Reproduce the records from their start through the line containing "160, 471, 192]", replacing every "interactable" with "clickable" and leaving everything else unchanged.

********************

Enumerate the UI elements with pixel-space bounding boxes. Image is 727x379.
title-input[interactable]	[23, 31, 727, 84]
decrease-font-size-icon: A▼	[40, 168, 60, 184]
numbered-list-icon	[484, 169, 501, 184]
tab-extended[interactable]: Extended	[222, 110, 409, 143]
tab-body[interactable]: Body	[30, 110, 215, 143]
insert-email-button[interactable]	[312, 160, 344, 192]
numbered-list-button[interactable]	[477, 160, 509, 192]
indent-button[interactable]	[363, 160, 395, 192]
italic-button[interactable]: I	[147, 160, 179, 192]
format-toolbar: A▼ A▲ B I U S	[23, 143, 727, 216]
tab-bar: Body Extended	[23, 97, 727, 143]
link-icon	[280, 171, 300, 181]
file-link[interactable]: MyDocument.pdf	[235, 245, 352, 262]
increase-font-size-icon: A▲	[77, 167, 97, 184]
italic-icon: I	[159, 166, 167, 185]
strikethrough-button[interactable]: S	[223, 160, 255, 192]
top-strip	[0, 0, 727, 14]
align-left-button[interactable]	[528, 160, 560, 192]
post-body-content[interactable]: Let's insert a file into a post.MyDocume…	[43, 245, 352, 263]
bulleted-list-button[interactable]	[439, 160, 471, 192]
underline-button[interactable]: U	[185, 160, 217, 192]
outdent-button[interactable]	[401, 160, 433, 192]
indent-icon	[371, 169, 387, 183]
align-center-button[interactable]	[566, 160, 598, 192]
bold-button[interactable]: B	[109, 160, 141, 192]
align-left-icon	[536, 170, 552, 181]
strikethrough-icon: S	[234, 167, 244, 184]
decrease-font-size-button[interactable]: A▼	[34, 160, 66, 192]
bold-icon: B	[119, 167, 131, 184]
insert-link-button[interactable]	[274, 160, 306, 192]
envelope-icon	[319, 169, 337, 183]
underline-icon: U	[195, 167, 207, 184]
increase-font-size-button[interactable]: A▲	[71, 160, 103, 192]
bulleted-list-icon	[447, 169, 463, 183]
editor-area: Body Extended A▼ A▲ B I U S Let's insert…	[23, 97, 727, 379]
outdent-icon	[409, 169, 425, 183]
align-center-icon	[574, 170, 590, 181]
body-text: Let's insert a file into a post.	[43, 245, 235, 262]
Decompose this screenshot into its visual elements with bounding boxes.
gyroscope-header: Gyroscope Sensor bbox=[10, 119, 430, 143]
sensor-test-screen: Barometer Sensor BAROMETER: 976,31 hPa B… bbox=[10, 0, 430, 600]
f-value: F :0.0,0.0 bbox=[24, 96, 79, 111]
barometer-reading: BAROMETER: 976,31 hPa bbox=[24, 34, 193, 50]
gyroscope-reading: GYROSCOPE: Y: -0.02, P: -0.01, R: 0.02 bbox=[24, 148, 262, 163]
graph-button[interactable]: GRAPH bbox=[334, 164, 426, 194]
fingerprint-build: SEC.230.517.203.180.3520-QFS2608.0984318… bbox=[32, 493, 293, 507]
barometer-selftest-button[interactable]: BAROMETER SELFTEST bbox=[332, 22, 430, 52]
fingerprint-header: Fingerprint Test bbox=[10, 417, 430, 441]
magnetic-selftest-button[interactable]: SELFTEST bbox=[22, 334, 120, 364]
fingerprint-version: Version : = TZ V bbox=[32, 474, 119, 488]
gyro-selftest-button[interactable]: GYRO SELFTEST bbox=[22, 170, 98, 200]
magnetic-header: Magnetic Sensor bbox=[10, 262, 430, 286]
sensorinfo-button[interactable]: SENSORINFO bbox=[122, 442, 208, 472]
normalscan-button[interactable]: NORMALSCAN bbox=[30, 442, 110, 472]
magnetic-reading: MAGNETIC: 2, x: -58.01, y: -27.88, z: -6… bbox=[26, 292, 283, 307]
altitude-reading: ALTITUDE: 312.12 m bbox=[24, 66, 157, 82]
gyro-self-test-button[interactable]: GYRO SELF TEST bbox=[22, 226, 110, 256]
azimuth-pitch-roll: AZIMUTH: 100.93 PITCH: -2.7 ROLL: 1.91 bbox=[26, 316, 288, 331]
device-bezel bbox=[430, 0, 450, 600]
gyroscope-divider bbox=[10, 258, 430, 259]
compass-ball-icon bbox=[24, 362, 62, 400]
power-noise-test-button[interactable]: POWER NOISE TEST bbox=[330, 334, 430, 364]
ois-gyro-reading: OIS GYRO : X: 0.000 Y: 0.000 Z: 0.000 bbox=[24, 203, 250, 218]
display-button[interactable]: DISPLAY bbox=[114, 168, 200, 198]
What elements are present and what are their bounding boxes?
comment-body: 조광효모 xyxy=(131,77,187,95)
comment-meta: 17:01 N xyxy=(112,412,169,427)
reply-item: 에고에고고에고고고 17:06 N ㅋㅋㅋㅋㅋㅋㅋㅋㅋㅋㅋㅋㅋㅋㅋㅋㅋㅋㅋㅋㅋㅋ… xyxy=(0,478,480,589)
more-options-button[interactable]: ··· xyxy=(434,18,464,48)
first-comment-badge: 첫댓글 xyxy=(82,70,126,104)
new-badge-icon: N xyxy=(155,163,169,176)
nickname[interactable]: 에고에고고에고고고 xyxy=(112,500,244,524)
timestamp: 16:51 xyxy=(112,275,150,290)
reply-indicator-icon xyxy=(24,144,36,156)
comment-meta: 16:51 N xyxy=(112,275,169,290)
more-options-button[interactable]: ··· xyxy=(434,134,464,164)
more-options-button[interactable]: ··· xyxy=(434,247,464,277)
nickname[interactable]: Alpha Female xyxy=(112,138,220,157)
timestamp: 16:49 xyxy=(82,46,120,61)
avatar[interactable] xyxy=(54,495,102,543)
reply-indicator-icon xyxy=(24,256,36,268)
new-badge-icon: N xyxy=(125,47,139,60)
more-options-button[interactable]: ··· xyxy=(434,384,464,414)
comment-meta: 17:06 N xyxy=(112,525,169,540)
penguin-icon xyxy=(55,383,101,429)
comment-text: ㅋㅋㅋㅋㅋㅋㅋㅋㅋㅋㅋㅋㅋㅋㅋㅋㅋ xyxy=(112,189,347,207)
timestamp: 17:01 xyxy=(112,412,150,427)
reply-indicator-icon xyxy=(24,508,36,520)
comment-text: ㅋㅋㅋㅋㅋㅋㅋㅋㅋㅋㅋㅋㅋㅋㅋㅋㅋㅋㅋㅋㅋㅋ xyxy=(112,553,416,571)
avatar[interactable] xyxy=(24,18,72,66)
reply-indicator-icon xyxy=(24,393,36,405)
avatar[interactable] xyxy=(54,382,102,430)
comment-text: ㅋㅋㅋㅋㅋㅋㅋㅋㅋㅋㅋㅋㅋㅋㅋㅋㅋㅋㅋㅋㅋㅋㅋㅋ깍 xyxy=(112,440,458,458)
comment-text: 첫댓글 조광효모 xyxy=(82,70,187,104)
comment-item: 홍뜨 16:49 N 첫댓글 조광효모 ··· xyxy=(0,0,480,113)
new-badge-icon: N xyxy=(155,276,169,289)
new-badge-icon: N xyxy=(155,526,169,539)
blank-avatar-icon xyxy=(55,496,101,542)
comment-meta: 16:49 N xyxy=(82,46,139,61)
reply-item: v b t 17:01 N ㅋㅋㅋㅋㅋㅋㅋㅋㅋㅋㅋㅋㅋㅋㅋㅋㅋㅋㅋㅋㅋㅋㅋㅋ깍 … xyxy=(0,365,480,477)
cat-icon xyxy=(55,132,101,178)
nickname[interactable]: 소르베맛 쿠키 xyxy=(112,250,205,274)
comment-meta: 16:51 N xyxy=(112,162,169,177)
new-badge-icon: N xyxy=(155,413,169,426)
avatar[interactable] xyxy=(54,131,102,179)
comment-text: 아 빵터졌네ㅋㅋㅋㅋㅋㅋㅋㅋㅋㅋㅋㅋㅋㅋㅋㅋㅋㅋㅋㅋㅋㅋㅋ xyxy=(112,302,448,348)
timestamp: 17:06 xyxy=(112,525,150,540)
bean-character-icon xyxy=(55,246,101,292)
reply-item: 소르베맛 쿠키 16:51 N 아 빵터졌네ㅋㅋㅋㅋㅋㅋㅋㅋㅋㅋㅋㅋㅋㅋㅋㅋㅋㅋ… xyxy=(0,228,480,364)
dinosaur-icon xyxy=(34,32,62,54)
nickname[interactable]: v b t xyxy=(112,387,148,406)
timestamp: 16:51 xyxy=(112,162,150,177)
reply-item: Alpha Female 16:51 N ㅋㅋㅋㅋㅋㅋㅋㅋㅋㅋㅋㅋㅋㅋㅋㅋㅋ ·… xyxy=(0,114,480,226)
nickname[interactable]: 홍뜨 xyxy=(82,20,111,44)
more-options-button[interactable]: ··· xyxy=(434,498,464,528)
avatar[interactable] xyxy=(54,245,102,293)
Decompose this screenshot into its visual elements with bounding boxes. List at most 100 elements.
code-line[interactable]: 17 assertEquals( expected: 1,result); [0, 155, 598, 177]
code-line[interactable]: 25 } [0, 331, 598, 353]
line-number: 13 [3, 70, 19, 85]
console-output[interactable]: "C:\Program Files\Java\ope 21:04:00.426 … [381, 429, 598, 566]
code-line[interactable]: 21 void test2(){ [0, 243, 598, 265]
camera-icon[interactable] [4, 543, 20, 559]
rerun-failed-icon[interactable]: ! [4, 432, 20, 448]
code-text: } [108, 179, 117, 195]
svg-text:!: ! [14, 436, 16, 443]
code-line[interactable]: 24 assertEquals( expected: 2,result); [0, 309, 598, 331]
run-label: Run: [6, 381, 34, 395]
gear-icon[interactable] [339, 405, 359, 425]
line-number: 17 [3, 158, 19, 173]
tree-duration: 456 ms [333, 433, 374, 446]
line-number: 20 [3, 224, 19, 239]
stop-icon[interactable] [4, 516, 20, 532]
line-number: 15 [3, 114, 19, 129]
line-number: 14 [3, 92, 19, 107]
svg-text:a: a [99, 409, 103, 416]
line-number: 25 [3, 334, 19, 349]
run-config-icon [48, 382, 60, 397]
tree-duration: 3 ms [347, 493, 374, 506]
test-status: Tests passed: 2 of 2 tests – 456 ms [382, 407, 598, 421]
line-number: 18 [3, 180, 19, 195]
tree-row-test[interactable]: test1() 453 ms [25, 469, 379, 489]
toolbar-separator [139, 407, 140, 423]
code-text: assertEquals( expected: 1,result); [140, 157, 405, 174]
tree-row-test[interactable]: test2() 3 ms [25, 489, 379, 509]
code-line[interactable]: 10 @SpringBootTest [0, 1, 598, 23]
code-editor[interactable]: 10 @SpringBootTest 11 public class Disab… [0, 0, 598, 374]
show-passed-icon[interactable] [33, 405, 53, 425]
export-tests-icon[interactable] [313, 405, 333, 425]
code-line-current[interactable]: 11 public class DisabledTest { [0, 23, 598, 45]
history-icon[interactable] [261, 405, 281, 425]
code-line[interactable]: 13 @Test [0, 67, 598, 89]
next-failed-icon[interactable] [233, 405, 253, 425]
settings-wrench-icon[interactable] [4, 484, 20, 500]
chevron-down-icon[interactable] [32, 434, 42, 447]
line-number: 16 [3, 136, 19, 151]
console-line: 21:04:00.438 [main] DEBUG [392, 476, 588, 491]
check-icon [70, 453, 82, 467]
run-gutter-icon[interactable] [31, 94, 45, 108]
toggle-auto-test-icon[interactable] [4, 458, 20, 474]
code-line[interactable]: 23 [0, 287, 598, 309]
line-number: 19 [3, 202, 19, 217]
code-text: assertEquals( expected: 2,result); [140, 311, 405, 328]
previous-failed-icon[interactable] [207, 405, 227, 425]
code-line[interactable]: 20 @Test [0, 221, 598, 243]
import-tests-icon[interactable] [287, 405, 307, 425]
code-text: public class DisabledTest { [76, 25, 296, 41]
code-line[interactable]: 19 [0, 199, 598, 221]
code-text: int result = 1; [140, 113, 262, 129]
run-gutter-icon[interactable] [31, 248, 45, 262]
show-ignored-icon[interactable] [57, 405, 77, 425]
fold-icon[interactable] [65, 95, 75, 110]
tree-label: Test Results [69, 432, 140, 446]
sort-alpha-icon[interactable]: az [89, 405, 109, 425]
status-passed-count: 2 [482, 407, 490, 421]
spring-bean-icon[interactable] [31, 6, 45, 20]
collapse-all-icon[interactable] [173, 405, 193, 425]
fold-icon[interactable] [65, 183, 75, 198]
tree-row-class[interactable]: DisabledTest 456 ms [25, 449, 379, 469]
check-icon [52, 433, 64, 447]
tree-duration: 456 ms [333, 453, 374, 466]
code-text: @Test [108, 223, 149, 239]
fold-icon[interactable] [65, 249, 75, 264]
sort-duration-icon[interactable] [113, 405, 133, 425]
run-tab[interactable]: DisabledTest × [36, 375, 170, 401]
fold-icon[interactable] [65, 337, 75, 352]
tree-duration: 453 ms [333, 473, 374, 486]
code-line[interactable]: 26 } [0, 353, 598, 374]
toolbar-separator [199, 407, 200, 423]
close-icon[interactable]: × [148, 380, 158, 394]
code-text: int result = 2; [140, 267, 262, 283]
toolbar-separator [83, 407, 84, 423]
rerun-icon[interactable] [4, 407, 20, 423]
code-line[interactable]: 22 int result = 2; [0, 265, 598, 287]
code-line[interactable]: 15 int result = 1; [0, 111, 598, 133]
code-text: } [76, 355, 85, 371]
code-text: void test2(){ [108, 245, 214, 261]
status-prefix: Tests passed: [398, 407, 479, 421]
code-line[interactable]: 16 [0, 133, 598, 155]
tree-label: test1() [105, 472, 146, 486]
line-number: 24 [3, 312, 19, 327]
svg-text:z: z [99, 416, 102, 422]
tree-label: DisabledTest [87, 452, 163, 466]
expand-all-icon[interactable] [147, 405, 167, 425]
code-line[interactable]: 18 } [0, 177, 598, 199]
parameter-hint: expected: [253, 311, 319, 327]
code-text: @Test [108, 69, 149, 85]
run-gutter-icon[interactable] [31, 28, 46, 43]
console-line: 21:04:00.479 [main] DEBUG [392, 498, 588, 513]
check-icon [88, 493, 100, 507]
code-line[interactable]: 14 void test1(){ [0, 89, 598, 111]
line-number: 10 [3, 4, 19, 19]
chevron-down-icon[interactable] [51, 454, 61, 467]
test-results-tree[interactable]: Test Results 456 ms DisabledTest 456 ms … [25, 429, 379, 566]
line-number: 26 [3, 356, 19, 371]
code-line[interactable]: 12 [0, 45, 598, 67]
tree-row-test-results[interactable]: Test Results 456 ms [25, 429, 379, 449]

********************

Solution
Enumerate the UI elements with pixel-space bounding boxes. Image is 727x379.
title-input[clickable]	[23, 31, 727, 84]
decrease-font-size-icon: A▼	[40, 168, 60, 184]
numbered-list-icon	[484, 169, 501, 184]
tab-extended[clickable]: Extended	[222, 110, 409, 143]
tab-body[clickable]: Body	[30, 110, 215, 143]
insert-email-button[clickable]	[312, 160, 344, 192]
numbered-list-button[clickable]	[477, 160, 509, 192]
indent-button[clickable]	[363, 160, 395, 192]
italic-button[clickable]: I	[147, 160, 179, 192]
format-toolbar: A▼ A▲ B I U S	[23, 143, 727, 216]
tab-bar: Body Extended	[23, 97, 727, 143]
link-icon	[280, 171, 300, 181]
file-link[clickable]: MyDocument.pdf	[235, 245, 352, 262]
increase-font-size-icon: A▲	[77, 167, 97, 184]
italic-icon: I	[159, 166, 167, 185]
strikethrough-button[clickable]: S	[223, 160, 255, 192]
top-strip	[0, 0, 727, 14]
align-left-button[clickable]	[528, 160, 560, 192]
post-body-content[clickable]: Let's insert a file into a post.MyDocume…	[43, 245, 352, 263]
bulleted-list-button[clickable]	[439, 160, 471, 192]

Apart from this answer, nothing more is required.